◆ Available data ◆

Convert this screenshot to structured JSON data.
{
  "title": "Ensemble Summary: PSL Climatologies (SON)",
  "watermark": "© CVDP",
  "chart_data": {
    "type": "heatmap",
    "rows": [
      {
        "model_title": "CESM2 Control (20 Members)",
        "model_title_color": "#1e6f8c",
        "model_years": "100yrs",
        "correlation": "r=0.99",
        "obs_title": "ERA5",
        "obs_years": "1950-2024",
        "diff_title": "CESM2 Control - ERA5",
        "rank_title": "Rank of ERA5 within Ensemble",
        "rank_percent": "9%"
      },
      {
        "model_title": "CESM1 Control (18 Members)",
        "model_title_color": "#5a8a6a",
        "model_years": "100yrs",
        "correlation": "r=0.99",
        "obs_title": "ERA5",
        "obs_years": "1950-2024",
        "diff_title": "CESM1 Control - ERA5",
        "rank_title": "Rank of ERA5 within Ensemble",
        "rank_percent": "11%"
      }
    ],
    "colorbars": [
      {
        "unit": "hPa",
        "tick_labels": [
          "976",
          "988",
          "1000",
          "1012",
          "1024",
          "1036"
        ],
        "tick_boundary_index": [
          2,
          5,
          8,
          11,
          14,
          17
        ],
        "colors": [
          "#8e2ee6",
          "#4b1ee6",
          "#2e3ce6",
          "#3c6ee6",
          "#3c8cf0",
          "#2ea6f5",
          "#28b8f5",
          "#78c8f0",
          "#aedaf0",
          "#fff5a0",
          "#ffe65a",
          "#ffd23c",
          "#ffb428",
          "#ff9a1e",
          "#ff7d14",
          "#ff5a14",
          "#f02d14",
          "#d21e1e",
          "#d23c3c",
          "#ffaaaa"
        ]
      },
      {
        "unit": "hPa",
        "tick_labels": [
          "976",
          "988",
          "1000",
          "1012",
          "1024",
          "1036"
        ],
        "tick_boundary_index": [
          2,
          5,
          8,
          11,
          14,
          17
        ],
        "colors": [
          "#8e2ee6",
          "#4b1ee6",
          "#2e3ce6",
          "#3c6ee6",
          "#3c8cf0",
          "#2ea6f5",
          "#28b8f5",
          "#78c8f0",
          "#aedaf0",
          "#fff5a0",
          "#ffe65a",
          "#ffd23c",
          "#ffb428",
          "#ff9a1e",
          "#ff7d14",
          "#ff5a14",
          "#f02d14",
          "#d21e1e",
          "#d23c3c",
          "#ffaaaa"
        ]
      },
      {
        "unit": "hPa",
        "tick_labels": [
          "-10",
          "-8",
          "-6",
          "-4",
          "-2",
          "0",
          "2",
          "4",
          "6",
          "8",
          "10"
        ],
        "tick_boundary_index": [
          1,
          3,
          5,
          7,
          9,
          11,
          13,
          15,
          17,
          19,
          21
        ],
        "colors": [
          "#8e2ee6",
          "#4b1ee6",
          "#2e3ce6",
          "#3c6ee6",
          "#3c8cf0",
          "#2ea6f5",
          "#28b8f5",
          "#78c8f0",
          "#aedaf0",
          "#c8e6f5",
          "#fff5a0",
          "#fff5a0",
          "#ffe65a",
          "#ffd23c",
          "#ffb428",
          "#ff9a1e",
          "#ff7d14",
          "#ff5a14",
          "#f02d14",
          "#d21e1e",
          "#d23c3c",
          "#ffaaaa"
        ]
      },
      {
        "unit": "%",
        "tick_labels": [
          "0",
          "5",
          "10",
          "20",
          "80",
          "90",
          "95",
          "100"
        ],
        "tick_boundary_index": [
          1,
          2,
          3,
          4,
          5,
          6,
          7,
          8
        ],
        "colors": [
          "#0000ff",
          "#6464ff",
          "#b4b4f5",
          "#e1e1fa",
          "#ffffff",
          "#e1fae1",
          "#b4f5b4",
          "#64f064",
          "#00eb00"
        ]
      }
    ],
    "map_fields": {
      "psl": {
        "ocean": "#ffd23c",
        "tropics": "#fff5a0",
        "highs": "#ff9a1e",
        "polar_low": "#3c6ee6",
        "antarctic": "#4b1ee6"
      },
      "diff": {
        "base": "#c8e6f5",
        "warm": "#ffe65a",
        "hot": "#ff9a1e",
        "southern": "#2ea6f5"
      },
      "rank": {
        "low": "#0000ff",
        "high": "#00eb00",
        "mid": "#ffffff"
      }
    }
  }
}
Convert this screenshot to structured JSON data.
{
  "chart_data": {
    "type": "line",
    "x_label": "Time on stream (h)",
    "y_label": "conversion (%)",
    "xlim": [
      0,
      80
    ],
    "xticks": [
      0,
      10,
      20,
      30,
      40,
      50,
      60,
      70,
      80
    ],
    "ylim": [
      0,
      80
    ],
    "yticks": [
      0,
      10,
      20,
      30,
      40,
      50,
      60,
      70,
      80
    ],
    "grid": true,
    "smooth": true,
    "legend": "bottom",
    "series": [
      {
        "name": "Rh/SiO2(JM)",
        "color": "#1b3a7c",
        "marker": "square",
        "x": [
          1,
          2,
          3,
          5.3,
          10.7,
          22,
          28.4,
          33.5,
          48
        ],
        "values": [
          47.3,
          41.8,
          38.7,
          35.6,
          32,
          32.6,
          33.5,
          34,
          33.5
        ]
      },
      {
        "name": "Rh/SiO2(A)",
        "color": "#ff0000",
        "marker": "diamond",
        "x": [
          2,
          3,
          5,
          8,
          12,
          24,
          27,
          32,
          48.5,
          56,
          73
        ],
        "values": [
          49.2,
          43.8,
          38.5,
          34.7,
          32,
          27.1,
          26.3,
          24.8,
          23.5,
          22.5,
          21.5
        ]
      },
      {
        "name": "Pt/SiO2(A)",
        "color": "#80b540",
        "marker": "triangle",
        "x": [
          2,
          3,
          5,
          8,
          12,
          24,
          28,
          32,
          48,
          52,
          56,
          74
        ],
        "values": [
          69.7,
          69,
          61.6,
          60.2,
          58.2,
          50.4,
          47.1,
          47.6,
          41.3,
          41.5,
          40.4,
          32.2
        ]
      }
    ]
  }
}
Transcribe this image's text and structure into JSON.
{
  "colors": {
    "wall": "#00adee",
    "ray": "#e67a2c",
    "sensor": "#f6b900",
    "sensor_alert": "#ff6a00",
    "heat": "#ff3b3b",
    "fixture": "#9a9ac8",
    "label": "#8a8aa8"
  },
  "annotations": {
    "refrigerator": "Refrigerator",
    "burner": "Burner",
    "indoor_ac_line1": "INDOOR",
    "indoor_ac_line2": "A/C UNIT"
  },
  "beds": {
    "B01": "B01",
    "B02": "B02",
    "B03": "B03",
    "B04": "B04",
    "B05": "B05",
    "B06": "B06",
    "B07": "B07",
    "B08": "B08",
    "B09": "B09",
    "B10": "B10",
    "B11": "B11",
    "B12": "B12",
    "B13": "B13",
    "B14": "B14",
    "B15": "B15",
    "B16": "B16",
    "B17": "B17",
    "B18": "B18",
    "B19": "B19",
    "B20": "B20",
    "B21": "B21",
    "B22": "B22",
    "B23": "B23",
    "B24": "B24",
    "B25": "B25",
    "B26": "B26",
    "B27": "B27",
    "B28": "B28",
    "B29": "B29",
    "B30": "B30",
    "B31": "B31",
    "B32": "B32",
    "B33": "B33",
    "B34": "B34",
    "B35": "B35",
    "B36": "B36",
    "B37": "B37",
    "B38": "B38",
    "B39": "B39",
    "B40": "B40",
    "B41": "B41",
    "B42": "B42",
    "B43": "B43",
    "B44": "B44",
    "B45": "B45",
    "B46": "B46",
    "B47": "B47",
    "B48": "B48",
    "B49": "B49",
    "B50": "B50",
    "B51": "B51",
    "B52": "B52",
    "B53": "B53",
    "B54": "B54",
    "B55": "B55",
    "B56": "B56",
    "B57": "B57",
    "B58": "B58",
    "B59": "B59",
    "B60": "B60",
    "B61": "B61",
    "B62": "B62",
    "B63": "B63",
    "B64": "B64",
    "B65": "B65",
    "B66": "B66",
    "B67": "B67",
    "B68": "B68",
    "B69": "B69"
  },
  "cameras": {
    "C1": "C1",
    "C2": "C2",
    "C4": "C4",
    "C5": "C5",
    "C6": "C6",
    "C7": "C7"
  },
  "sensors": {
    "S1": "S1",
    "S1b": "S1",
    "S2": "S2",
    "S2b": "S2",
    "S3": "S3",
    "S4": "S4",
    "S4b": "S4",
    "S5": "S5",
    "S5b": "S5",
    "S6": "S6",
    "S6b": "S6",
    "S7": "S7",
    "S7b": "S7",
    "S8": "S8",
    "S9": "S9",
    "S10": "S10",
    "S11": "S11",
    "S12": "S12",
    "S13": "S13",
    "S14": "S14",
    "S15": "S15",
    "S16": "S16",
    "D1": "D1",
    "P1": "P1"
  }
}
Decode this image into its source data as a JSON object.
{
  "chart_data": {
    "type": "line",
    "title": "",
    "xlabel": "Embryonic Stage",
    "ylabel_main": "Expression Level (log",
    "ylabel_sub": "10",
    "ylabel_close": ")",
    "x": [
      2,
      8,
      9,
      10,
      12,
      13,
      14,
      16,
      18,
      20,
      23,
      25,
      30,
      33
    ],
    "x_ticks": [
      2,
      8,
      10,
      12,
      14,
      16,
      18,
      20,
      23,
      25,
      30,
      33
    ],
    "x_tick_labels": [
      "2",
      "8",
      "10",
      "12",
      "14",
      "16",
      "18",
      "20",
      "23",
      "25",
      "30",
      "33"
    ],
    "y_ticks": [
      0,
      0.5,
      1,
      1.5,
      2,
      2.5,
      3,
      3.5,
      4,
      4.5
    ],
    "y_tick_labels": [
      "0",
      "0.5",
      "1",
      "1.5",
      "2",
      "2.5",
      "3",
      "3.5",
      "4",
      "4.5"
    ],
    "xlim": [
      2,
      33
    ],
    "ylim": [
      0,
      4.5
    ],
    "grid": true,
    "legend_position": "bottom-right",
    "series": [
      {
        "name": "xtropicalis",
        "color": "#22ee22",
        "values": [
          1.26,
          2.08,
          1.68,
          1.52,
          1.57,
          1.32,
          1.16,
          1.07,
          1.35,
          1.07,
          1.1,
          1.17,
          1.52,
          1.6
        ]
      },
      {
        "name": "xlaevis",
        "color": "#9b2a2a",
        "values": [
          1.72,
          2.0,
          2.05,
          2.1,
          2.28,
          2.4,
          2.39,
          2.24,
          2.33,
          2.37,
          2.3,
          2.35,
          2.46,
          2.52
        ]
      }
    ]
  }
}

◆ What you should do ◆
Quote only the lines from the one containing "Decode this image" through the final line of the records, with both ends included.

◆ Exercise response ◆
Decode this image into its source data as a JSON object.
{
  "chart_data": {
    "type": "line",
    "title": "",
    "xlabel": "Embryonic Stage",
    "ylabel_main": "Expression Level (log",
    "ylabel_sub": "10",
    "ylabel_close": ")",
    "x": [
      2,
      8,
      9,
      10,
      12,
      13,
      14,
      16,
      18,
      20,
      23,
      25,
      30,
      33
    ],
    "x_ticks": [
      2,
      8,
      10,
      12,
      14,
      16,
      18,
      20,
      23,
      25,
      30,
      33
    ],
    "x_tick_labels": [
      "2",
      "8",
      "10",
      "12",
      "14",
      "16",
      "18",
      "20",
      "23",
      "25",
      "30",
      "33"
    ],
    "y_ticks": [
      0,
      0.5,
      1,
      1.5,
      2,
      2.5,
      3,
      3.5,
      4,
      4.5
    ],
    "y_tick_labels": [
      "0",
      "0.5",
      "1",
      "1.5",
      "2",
      "2.5",
      "3",
      "3.5",
      "4",
      "4.5"
    ],
    "xlim": [
      2,
      33
    ],
    "ylim": [
      0,
      4.5
    ],
    "grid": true,
    "legend_position": "bottom-right",
    "series": [
      {
        "name": "xtropicalis",
        "color": "#22ee22",
        "values": [
          1.26,
          2.08,
          1.68,
          1.52,
          1.57,
          1.32,
          1.16,
          1.07,
          1.35,
          1.07,
          1.1,
          1.17,
          1.52,
          1.6
        ]
      },
      {
        "name": "xlaevis",
        "color": "#9b2a2a",
        "values": [
          1.72,
          2.0,
          2.05,
          2.1,
          2.28,
          2.4,
          2.39,
          2.24,
          2.33,
          2.37,
          2.3,
          2.35,
          2.46,
          2.52
        ]
      }
    ]
  }
}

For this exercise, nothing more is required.